> **STATED EXERCISE**
Gather up the lines with the word "change" in them.

━━━━━━━━━━

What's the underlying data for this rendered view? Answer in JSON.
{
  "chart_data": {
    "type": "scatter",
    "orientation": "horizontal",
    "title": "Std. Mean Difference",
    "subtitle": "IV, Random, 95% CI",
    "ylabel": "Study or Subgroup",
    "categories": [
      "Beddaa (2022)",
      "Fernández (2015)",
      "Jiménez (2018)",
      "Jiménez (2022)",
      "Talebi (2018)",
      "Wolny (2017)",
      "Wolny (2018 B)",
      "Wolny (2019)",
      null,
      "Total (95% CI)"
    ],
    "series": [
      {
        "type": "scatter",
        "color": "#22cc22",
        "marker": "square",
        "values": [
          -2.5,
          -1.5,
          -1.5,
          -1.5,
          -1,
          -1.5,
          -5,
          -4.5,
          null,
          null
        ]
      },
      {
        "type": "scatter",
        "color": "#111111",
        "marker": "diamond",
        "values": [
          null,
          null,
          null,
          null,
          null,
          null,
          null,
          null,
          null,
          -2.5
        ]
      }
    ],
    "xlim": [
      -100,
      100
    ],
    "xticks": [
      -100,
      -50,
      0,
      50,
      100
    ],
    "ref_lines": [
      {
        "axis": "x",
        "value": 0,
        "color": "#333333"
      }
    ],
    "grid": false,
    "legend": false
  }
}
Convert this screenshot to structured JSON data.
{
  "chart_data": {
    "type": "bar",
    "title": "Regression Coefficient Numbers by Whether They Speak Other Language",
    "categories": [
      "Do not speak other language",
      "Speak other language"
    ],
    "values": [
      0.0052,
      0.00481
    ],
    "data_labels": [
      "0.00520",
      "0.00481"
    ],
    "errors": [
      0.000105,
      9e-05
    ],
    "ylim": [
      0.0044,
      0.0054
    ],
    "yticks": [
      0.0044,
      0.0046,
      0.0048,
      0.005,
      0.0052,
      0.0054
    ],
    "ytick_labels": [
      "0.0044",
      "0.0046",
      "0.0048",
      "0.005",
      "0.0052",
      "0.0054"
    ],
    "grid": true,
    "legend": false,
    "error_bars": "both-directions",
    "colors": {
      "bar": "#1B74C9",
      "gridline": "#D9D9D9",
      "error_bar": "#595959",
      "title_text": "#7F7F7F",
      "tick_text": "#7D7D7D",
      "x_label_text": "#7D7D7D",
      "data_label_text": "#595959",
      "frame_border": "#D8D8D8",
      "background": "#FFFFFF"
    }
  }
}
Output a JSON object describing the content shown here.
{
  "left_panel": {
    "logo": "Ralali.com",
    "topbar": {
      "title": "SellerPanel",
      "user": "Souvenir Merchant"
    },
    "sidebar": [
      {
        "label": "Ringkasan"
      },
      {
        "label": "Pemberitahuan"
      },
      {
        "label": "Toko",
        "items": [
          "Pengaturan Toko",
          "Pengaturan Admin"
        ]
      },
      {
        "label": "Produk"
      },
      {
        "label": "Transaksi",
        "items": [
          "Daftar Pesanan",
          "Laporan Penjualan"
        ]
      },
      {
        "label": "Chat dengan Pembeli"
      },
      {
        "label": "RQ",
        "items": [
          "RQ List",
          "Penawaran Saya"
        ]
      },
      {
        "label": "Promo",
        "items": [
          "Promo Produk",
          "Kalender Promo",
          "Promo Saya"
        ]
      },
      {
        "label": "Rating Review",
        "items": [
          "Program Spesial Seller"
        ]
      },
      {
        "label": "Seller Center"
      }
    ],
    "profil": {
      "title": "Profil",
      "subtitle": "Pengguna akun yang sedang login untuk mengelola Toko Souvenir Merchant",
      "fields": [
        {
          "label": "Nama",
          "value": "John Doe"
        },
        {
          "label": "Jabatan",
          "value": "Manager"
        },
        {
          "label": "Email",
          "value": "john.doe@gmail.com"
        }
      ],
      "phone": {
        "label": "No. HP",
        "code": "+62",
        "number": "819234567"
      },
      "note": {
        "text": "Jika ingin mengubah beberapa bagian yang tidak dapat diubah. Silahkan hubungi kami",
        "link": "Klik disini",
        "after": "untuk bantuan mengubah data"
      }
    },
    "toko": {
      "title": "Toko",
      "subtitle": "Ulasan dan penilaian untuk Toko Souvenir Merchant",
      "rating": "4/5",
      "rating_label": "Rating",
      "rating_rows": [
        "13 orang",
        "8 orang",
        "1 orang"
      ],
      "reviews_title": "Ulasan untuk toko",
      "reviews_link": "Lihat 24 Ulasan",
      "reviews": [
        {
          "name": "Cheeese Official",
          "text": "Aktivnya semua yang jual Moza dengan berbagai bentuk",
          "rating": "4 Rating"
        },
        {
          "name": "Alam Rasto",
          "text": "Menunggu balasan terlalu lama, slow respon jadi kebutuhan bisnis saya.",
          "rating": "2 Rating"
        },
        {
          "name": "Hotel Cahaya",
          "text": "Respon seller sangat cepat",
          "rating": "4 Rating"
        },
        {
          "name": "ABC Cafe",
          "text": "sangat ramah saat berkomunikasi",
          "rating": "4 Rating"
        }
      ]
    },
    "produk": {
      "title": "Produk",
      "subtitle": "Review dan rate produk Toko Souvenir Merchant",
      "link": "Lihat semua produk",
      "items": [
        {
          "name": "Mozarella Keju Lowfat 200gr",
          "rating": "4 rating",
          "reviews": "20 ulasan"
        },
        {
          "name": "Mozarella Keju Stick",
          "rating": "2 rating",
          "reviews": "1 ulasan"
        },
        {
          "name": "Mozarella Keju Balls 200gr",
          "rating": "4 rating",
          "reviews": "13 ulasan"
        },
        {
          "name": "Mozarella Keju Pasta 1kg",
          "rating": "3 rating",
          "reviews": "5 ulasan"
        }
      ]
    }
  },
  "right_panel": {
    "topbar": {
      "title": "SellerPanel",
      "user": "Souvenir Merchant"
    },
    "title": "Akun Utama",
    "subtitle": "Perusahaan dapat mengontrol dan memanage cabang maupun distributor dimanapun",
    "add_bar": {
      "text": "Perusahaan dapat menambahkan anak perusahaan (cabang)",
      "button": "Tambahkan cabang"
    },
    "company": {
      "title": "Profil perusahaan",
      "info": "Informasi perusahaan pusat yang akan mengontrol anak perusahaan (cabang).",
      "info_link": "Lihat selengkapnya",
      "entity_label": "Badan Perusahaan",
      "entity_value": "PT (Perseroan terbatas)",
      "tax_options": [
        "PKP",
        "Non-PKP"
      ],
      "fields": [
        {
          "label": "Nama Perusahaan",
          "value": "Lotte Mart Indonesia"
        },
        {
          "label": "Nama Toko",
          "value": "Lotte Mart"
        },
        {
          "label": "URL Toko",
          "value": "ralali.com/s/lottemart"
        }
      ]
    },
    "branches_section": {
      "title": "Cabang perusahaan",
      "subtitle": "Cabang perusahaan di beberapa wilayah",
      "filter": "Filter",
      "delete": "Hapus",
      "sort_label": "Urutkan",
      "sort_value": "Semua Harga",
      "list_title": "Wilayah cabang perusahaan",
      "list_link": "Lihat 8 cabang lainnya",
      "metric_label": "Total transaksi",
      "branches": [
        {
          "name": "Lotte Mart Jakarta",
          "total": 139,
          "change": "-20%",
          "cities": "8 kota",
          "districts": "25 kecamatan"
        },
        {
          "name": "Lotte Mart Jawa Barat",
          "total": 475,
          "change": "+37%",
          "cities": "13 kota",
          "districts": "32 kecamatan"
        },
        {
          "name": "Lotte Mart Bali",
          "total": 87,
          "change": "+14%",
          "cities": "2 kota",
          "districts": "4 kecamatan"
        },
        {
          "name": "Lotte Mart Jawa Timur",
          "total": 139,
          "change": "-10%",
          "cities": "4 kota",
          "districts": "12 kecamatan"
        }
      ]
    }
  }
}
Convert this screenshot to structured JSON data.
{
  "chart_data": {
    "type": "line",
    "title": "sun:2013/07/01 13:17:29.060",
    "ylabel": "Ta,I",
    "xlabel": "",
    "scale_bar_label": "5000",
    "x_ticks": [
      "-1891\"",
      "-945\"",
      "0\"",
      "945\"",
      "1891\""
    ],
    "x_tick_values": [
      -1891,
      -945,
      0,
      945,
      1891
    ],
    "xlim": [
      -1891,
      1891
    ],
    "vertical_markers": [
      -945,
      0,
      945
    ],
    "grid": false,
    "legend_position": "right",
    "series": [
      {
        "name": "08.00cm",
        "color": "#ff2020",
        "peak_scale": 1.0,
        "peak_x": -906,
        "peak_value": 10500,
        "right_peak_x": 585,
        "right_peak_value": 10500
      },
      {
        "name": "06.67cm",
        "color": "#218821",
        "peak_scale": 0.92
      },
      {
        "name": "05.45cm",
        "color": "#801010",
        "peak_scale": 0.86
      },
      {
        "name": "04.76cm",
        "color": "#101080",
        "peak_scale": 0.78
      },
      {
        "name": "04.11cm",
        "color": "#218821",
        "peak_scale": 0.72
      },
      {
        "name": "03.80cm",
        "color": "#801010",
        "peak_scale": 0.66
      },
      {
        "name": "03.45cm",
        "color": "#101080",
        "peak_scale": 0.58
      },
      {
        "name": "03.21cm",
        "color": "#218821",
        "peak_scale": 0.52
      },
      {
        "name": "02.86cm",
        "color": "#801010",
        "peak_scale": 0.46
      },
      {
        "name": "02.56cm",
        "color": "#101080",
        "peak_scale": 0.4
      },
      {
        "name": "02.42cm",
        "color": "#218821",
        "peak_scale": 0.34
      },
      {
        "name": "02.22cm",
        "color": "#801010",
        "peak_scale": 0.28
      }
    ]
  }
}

━━━━━━━━━━

> **COMPLETE OUTPUT**
          "change": "-20%",
          "change": "+37%",
          "change": "+14%",
          "change": "-10%",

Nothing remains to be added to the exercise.